#### [DATASET RECORDS]
┌────────

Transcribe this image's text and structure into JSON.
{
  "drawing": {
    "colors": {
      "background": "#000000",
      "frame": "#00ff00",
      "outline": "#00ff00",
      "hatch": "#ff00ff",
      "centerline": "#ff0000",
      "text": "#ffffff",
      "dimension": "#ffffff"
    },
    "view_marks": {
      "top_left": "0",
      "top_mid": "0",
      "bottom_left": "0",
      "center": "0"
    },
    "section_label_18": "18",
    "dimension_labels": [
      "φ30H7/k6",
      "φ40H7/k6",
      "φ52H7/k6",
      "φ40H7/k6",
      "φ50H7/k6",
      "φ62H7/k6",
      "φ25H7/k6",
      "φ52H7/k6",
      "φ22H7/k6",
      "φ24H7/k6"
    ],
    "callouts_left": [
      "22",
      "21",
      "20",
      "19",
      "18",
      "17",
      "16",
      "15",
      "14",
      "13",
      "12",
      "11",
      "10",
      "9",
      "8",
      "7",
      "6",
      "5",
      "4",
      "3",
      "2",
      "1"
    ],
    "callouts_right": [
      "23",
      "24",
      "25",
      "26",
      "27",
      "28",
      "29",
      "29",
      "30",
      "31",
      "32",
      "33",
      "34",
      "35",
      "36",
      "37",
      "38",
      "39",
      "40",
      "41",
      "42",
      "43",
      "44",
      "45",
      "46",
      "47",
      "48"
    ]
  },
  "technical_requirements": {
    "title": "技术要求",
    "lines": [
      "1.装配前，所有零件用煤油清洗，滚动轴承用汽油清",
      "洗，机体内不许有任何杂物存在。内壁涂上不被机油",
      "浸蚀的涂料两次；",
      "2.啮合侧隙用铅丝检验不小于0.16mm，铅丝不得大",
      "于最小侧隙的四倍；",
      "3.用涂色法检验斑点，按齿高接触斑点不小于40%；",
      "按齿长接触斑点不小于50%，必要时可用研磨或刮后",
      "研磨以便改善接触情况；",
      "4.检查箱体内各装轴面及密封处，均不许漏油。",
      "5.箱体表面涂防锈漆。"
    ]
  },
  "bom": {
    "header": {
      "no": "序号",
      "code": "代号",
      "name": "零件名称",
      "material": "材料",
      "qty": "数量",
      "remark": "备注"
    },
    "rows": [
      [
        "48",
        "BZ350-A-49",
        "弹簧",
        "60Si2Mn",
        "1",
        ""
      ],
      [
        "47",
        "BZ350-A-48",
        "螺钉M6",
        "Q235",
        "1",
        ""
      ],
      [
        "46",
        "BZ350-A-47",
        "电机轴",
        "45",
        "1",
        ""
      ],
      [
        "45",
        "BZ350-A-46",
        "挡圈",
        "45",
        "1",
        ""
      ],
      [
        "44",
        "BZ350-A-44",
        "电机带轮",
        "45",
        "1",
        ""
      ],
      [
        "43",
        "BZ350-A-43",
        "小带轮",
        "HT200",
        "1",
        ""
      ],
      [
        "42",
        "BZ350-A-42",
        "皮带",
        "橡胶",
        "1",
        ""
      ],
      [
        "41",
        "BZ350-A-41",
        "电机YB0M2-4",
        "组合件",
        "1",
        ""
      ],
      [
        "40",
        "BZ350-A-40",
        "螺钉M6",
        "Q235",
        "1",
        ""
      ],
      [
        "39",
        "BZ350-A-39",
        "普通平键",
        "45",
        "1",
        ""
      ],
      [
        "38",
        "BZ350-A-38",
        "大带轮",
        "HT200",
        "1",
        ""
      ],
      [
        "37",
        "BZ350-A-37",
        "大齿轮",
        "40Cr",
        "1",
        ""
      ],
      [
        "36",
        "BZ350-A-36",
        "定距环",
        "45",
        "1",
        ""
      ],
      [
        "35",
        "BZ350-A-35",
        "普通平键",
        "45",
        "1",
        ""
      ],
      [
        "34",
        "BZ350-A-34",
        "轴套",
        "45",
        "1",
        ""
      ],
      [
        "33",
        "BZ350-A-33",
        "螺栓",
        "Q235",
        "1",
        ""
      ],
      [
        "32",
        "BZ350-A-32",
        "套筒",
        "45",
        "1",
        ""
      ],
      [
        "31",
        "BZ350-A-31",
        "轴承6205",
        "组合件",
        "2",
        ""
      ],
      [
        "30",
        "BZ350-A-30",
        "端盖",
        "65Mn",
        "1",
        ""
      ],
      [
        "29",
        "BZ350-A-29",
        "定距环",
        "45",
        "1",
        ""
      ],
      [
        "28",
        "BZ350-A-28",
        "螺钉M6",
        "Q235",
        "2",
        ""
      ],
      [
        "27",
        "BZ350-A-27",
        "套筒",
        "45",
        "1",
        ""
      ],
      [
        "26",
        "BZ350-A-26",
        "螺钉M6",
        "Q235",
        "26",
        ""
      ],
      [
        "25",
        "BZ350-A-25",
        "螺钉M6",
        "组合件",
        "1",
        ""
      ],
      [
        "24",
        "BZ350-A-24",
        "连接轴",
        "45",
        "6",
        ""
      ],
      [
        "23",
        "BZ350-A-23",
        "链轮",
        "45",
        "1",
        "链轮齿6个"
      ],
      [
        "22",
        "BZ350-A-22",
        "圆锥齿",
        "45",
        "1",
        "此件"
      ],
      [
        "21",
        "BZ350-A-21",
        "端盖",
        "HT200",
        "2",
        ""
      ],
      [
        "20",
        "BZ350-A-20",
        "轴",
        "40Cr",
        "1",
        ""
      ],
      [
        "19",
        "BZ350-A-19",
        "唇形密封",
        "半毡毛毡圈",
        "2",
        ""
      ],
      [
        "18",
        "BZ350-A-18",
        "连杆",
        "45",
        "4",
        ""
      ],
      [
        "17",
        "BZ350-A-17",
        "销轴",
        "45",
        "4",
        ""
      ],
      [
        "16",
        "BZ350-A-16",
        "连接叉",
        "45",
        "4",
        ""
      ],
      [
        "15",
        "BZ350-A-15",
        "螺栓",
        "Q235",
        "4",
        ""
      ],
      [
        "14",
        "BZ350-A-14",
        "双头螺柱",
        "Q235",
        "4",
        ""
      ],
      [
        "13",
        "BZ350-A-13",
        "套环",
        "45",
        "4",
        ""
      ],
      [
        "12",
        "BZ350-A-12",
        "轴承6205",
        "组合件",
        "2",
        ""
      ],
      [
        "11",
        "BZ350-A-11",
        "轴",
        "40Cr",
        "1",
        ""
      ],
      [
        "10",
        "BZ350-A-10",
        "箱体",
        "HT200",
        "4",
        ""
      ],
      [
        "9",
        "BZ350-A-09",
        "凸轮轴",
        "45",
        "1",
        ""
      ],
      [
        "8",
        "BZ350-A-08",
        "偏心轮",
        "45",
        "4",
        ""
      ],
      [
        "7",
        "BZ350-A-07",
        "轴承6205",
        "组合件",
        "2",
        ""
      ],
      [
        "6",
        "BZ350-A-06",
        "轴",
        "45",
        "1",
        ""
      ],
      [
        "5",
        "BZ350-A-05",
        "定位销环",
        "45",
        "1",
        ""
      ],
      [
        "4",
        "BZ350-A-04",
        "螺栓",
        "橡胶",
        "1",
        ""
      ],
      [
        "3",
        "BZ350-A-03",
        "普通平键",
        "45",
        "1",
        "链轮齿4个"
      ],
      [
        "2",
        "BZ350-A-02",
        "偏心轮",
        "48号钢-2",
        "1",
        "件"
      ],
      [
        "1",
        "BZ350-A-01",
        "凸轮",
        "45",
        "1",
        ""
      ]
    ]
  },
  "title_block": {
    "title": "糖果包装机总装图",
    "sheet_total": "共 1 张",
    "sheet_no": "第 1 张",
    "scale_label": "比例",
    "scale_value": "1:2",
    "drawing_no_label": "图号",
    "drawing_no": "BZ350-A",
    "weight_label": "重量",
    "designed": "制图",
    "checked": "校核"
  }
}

└────────

#### [GOAL]
Return all of the data precisely as it appears.

#### [ANSWER BELOW]
Transcribe this image's text and structure into JSON.
{
  "drawing": {
    "colors": {
      "background": "#000000",
      "frame": "#00ff00",
      "outline": "#00ff00",
      "hatch": "#ff00ff",
      "centerline": "#ff0000",
      "text": "#ffffff",
      "dimension": "#ffffff"
    },
    "view_marks": {
      "top_left": "0",
      "top_mid": "0",
      "bottom_left": "0",
      "center": "0"
    },
    "section_label_18": "18",
    "dimension_labels": [
      "φ30H7/k6",
      "φ40H7/k6",
      "φ52H7/k6",
      "φ40H7/k6",
      "φ50H7/k6",
      "φ62H7/k6",
      "φ25H7/k6",
      "φ52H7/k6",
      "φ22H7/k6",
      "φ24H7/k6"
    ],
    "callouts_left": [
      "22",
      "21",
      "20",
      "19",
      "18",
      "17",
      "16",
      "15",
      "14",
      "13",
      "12",
      "11",
      "10",
      "9",
      "8",
      "7",
      "6",
      "5",
      "4",
      "3",
      "2",
      "1"
    ],
    "callouts_right": [
      "23",
      "24",
      "25",
      "26",
      "27",
      "28",
      "29",
      "29",
      "30",
      "31",
      "32",
      "33",
      "34",
      "35",
      "36",
      "37",
      "38",
      "39",
      "40",
      "41",
      "42",
      "43",
      "44",
      "45",
      "46",
      "47",
      "48"
    ]
  },
  "technical_requirements": {
    "title": "技术要求",
    "lines": [
      "1.装配前，所有零件用煤油清洗，滚动轴承用汽油清",
      "洗，机体内不许有任何杂物存在。内壁涂上不被机油",
      "浸蚀的涂料两次；",
      "2.啮合侧隙用铅丝检验不小于0.16mm，铅丝不得大",
      "于最小侧隙的四倍；",
      "3.用涂色法检验斑点，按齿高接触斑点不小于40%；",
      "按齿长接触斑点不小于50%，必要时可用研磨或刮后",
      "研磨以便改善接触情况；",
      "4.检查箱体内各装轴面及密封处，均不许漏油。",
      "5.箱体表面涂防锈漆。"
    ]
  },
  "bom": {
    "header": {
      "no": "序号",
      "code": "代号",
      "name": "零件名称",
      "material": "材料",
      "qty": "数量",
      "remark": "备注"
    },
    "rows": [
      [
        "48",
        "BZ350-A-49",
        "弹簧",
        "60Si2Mn",
        "1",
        ""
      ],
      [
        "47",
        "BZ350-A-48",
        "螺钉M6",
        "Q235",
        "1",
        ""
      ],
      [
        "46",
        "BZ350-A-47",
        "电机轴",
        "45",
        "1",
        ""
      ],
      [
        "45",
        "BZ350-A-46",
        "挡圈",
        "45",
        "1",
        ""
      ],
      [
        "44",
        "BZ350-A-44",
        "电机带轮",
        "45",
        "1",
        ""
      ],
      [
        "43",
        "BZ350-A-43",
        "小带轮",
        "HT200",
        "1",
        ""
      ],
      [
        "42",
        "BZ350-A-42",
        "皮带",
        "橡胶",
        "1",
        ""
      ],
      [
        "41",
        "BZ350-A-41",
        "电机YB0M2-4",
        "组合件",
        "1",
        ""
      ],
      [
        "40",
        "BZ350-A-40",
        "螺钉M6",
        "Q235",
        "1",
        ""
      ],
      [
        "39",
        "BZ350-A-39",
        "普通平键",
        "45",
        "1",
        ""
      ],
      [
        "38",
        "BZ350-A-38",
        "大带轮",
        "HT200",
        "1",
        ""
      ],
      [
        "37",
        "BZ350-A-37",
        "大齿轮",
        "40Cr",
        "1",
        ""
      ],
      [
        "36",
        "BZ350-A-36",
        "定距环",
        "45",
        "1",
        ""
      ],
      [
        "35",
        "BZ350-A-35",
        "普通平键",
        "45",
        "1",
        ""
      ],
      [
        "34",
        "BZ350-A-34",
        "轴套",
        "45",
        "1",
        ""
      ],
      [
        "33",
        "BZ350-A-33",
        "螺栓",
        "Q235",
        "1",
        ""
      ],
      [
        "32",
        "BZ350-A-32",
        "套筒",
        "45",
        "1",
        ""
      ],
      [
        "31",
        "BZ350-A-31",
        "轴承6205",
        "组合件",
        "2",
        ""
      ],
      [
        "30",
        "BZ350-A-30",
        "端盖",
        "65Mn",
        "1",
        ""
      ],
      [
        "29",
        "BZ350-A-29",
        "定距环",
        "45",
        "1",
        ""
      ],
      [
        "28",
        "BZ350-A-28",
        "螺钉M6",
        "Q235",
        "2",
        ""
      ],
      [
        "27",
        "BZ350-A-27",
        "套筒",
        "45",
        "1",
        ""
      ],
      [
        "26",
        "BZ350-A-26",
        "螺钉M6",
        "Q235",
        "26",
        ""
      ],
      [
        "25",
        "BZ350-A-25",
        "螺钉M6",
        "组合件",
        "1",
        ""
      ],
      [
        "24",
        "BZ350-A-24",
        "连接轴",
        "45",
        "6",
        ""
      ],
      [
        "23",
        "BZ350-A-23",
        "链轮",
        "45",
        "1",
        "链轮齿6个"
      ],
      [
        "22",
        "BZ350-A-22",
        "圆锥齿",
        "45",
        "1",
        "此件"
      ],
      [
        "21",
        "BZ350-A-21",
        "端盖",
        "HT200",
        "2",
        ""
      ],
      [
        "20",
        "BZ350-A-20",
        "轴",
        "40Cr",
        "1",
        ""
      ],
      [
        "19",
        "BZ350-A-19",
        "唇形密封",
        "半毡毛毡圈",
        "2",
        ""
      ],
      [
        "18",
        "BZ350-A-18",
        "连杆",
        "45",
        "4",
        ""
      ],
      [
        "17",
        "BZ350-A-17",
        "销轴",
        "45",
        "4",
        ""
      ],
      [
        "16",
        "BZ350-A-16",
        "连接叉",
        "45",
        "4",
        ""
      ],
      [
        "15",
        "BZ350-A-15",
        "螺栓",
        "Q235",
        "4",
        ""
      ],
      [
        "14",
        "BZ350-A-14",
        "双头螺柱",
        "Q235",
        "4",
        ""
      ],
      [
        "13",
        "BZ350-A-13",
        "套环",
        "45",
        "4",
        ""
      ],
      [
        "12",
        "BZ350-A-12",
        "轴承6205",
        "组合件",
        "2",
        ""
      ],
      [
        "11",
        "BZ350-A-11",
        "轴",
        "40Cr",
        "1",
        ""
      ],
      [
        "10",
        "BZ350-A-10",
        "箱体",
        "HT200",
        "4",
        ""
      ],
      [
        "9",
        "BZ350-A-09",
        "凸轮轴",
        "45",
        "1",
        ""
      ],
      [
        "8",
        "BZ350-A-08",
        "偏心轮",
        "45",
        "4",
        ""
      ],
      [
        "7",
        "BZ350-A-07",
        "轴承6205",
        "组合件",
        "2",
        ""
      ],
      [
        "6",
        "BZ350-A-06",
        "轴",
        "45",
        "1",
        ""
      ],
      [
        "5",
        "BZ350-A-05",
        "定位销环",
        "45",
        "1",
        ""
      ],
      [
        "4",
        "BZ350-A-04",
        "螺栓",
        "橡胶",
        "1",
        ""
      ],
      [
        "3",
        "BZ350-A-03",
        "普通平键",
        "45",
        "1",
        "链轮齿4个"
      ],
      [
        "2",
        "BZ350-A-02",
        "偏心轮",
        "48号钢-2",
        "1",
        "件"
      ],
      [
        "1",
        "BZ350-A-01",
        "凸轮",
        "45",
        "1",
        ""
      ]
    ]
  },
  "title_block": {
    "title": "糖果包装机总装图",
    "sheet_total": "共 1 张",
    "sheet_no": "第 1 张",
    "scale_label": "比例",
    "scale_value": "1:2",
    "drawing_no_label": "图号",
    "drawing_no": "BZ350-A",
    "weight_label": "重量",
    "designed": "制图",
    "checked": "校核"
  }
}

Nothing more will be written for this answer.